Transcribe all of the material exactly.

---- DATA SHOWN

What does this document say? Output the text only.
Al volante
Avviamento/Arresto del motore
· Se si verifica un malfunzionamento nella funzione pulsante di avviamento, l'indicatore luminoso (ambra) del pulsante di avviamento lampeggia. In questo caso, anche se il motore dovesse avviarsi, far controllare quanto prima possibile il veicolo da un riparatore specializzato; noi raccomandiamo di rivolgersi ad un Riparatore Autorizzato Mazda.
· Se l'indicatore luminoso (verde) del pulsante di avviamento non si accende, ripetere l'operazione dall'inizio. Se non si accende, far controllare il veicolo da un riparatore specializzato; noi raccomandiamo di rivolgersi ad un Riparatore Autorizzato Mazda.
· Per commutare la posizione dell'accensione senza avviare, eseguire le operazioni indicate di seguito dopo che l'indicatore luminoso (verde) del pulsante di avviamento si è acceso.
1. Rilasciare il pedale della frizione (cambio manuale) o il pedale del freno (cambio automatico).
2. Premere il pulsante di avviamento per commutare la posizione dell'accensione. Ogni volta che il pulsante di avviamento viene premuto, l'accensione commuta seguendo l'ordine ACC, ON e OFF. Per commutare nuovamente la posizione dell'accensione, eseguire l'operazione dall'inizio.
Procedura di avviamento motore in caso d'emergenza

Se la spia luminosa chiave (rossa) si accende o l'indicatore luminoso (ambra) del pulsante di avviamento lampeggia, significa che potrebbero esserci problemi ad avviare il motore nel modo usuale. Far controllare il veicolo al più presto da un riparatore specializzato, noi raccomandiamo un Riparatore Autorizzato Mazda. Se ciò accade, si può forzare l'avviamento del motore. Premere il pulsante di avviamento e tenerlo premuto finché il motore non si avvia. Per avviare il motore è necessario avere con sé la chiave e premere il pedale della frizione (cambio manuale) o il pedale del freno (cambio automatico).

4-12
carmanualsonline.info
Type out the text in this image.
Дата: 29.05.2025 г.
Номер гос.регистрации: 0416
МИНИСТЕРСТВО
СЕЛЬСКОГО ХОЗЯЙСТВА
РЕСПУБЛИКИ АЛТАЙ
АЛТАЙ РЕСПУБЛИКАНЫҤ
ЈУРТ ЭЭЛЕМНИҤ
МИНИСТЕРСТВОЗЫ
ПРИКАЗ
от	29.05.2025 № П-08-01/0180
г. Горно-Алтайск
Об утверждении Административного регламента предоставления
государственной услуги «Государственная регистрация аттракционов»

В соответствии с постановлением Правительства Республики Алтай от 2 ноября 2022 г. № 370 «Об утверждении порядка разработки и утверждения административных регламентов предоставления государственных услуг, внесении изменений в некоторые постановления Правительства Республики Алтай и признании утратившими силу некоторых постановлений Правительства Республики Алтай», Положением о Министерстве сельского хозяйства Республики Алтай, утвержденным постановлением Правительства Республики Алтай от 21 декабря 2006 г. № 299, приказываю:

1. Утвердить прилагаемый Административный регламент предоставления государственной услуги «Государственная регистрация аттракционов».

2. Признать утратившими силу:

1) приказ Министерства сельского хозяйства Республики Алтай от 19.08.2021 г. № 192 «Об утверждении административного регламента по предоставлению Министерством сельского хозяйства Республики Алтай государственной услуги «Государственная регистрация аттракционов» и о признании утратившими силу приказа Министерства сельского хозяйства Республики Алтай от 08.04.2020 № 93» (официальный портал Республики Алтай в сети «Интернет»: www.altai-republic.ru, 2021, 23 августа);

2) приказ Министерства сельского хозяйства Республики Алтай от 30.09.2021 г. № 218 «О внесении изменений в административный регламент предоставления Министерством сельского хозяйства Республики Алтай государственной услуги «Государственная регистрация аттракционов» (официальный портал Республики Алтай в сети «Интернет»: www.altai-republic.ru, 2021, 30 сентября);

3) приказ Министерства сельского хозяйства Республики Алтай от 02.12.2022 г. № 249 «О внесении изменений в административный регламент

--------

- **ANSWER FOR THIS EXERCISE**
What does this document say? Output the text only.
Al volante
Avviamento/Arresto del motore
· Se si verifica un malfunzionamento nella funzione pulsante di avviamento, l'indicatore luminoso (ambra) del pulsante di avviamento lampeggia. In questo caso, anche se il motore dovesse avviarsi, far controllare quanto prima possibile il veicolo da un riparatore specializzato; noi raccomandiamo di rivolgersi ad un Riparatore Autorizzato Mazda.
· Se l'indicatore luminoso (verde) del pulsante di avviamento non si accende, ripetere l'operazione dall'inizio. Se non si accende, far controllare il veicolo da un riparatore specializzato; noi raccomandiamo di rivolgersi ad un Riparatore Autorizzato Mazda.
· Per commutare la posizione dell'accensione senza avviare, eseguire le operazioni indicate di seguito dopo che l'indicatore luminoso (verde) del pulsante di avviamento si è acceso.
1. Rilasciare il pedale della frizione (cambio manuale) o il pedale del freno (cambio automatico).
2. Premere il pulsante di avviamento per commutare la posizione dell'accensione. Ogni volta che il pulsante di avviamento viene premuto, l'accensione commuta seguendo l'ordine ACC, ON e OFF. Per commutare nuovamente la posizione dell'accensione, eseguire l'operazione dall'inizio.
Procedura di avviamento motore in caso d'emergenza

Se la spia luminosa chiave (rossa) si accende o l'indicatore luminoso (ambra) del pulsante di avviamento lampeggia, significa che potrebbero esserci problemi ad avviare il motore nel modo usuale. Far controllare il veicolo al più presto da un riparatore specializzato, noi raccomandiamo un Riparatore Autorizzato Mazda. Se ciò accade, si può forzare l'avviamento del motore. Premere il pulsante di avviamento e tenerlo premuto finché il motore non si avvia. Per avviare il motore è necessario avere con sé la chiave e premere il pedale della frizione (cambio manuale) o il pedale del freno (cambio automatico).

4-12
carmanualsonline.info
Type out the text in this image.
Дата: 29.05.2025 г.
Номер гос.регистрации: 0416
МИНИСТЕРСТВО
СЕЛЬСКОГО ХОЗЯЙСТВА
РЕСПУБЛИКИ АЛТАЙ
АЛТАЙ РЕСПУБЛИКАНЫҤ
ЈУРТ ЭЭЛЕМНИҤ
МИНИСТЕРСТВОЗЫ
ПРИКАЗ
от	29.05.2025 № П-08-01/0180
г. Горно-Алтайск
Об утверждении Административного регламента предоставления
государственной услуги «Государственная регистрация аттракционов»

В соответствии с постановлением Правительства Республики Алтай от 2 ноября 2022 г. № 370 «Об утверждении порядка разработки и утверждения административных регламентов предоставления государственных услуг, внесении изменений в некоторые постановления Правительства Республики Алтай и признании утратившими силу некоторых постановлений Правительства Республики Алтай», Положением о Министерстве сельского хозяйства Республики Алтай, утвержденным постановлением Правительства Республики Алтай от 21 декабря 2006 г. № 299, приказываю:

1. Утвердить прилагаемый Административный регламент предоставления государственной услуги «Государственная регистрация аттракционов».

2. Признать утратившими силу:

1) приказ Министерства сельского хозяйства Республики Алтай от 19.08.2021 г. № 192 «Об утверждении административного регламента по предоставлению Министерством сельского хозяйства Республики Алтай государственной услуги «Государственная регистрация аттракционов» и о признании утратившими силу приказа Министерства сельского хозяйства Республики Алтай от 08.04.2020 № 93» (официальный портал Республики Алтай в сети «Интернет»: www.altai-republic.ru, 2021, 23 августа);

2) приказ Министерства сельского хозяйства Республики Алтай от 30.09.2021 г. № 218 «О внесении изменений в административный регламент предоставления Министерством сельского хозяйства Республики Алтай государственной услуги «Государственная регистрация аттракционов» (официальный портал Республики Алтай в сети «Интернет»: www.altai-republic.ru, 2021, 30 сентября);

3) приказ Министерства сельского хозяйства Республики Алтай от 02.12.2022 г. № 249 «О внесении изменений в административный регламент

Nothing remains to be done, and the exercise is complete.